*EXERCISE*
Locate every line in the records below that holds the word "date" and return each one.

*ENTRIES SHOWN*
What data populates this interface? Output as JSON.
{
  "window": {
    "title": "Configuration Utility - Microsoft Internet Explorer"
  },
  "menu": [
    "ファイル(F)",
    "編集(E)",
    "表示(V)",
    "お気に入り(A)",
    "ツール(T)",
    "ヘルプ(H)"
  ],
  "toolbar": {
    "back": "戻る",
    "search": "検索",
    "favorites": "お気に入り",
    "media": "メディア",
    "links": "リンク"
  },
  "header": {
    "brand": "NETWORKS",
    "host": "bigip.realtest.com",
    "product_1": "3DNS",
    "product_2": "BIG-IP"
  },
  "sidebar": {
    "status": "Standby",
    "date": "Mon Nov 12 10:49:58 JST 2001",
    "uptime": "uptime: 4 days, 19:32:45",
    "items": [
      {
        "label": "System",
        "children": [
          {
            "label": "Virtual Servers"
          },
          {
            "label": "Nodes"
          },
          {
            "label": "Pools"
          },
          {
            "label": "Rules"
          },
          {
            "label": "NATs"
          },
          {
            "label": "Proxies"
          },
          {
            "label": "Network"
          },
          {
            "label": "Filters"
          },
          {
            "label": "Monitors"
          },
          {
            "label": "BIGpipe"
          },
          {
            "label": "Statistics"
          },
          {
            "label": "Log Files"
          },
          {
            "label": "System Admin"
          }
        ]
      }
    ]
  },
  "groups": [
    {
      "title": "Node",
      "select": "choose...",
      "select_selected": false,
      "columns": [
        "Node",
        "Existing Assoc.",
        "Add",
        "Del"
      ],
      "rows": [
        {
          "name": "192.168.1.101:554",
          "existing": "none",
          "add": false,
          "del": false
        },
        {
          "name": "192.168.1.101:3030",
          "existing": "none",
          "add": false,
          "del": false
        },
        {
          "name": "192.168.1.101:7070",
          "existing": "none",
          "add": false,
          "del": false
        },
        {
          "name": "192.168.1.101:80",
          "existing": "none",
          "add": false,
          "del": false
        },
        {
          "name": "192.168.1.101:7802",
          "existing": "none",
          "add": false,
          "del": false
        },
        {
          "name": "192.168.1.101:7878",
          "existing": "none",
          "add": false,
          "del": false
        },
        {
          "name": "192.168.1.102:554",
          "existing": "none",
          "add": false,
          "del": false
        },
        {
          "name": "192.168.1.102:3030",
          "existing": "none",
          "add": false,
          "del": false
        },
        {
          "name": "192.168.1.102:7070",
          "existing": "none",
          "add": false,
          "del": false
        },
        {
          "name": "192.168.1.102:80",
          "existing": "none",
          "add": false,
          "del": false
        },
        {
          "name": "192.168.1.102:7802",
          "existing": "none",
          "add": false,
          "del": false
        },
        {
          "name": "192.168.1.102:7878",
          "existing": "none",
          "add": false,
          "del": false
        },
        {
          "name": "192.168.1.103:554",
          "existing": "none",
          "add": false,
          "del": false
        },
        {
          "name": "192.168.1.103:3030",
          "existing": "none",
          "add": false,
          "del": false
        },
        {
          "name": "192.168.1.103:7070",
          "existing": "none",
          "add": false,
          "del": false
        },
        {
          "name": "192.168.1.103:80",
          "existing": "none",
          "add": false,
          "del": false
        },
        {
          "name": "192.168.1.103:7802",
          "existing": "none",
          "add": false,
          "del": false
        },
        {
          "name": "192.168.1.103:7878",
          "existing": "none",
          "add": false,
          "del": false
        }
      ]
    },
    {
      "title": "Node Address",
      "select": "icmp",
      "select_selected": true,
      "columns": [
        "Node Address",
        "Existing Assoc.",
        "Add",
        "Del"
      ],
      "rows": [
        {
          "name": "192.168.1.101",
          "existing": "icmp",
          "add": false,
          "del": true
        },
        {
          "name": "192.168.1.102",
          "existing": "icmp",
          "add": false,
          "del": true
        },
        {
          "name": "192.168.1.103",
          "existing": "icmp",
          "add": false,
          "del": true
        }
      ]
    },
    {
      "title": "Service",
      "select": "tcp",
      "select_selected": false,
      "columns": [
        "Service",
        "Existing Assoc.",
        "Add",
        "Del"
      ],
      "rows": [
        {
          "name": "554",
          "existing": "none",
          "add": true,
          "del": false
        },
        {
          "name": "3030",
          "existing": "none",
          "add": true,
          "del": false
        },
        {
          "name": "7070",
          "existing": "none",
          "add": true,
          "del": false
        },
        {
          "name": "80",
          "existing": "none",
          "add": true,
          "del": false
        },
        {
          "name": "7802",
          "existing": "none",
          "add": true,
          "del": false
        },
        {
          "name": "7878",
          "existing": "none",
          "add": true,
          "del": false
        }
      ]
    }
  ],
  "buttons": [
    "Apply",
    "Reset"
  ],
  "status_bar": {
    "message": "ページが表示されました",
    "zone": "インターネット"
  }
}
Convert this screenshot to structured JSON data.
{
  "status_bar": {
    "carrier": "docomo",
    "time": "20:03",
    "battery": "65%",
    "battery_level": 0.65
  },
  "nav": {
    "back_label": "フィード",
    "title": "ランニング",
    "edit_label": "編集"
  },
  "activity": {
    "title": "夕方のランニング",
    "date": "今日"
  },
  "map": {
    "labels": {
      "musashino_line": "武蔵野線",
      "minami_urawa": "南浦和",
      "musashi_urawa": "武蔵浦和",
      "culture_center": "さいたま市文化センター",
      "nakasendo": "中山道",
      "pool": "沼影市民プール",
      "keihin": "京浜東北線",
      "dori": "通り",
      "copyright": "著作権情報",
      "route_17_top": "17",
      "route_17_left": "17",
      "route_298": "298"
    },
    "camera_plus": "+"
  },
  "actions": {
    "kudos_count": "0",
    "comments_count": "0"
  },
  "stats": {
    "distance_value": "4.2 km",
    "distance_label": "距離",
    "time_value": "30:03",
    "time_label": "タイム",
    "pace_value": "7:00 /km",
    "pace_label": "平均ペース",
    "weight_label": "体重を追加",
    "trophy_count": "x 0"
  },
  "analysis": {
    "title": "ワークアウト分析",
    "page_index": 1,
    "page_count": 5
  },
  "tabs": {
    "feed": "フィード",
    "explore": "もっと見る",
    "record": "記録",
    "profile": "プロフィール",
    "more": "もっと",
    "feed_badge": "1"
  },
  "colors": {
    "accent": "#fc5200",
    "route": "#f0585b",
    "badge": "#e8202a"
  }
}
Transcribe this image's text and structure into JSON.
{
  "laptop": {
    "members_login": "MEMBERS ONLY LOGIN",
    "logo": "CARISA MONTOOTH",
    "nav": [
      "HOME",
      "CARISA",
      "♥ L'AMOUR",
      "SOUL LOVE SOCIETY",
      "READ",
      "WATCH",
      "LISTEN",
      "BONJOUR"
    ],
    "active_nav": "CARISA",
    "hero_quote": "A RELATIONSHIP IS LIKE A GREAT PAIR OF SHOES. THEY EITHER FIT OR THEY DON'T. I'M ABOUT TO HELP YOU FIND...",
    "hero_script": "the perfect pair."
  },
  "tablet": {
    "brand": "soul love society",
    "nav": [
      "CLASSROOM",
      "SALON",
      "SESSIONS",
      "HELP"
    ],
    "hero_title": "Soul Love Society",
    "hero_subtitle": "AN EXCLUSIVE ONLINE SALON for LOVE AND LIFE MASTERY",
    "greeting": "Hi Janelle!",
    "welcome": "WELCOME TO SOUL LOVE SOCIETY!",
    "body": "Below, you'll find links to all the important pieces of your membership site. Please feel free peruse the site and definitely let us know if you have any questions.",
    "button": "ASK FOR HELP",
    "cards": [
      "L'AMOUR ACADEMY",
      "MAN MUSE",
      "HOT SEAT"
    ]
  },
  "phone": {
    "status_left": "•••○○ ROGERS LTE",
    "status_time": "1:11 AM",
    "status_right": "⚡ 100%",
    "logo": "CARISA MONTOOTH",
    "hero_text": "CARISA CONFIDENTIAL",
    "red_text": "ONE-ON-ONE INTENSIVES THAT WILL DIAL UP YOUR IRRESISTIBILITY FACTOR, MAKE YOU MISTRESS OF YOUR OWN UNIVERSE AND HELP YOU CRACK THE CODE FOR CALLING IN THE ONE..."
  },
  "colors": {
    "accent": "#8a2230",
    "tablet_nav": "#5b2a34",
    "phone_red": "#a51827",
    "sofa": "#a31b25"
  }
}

*ANSWER BELOW*
    "date": "Mon Nov 12 10:49:58 JST 2001",
    "date": "今日"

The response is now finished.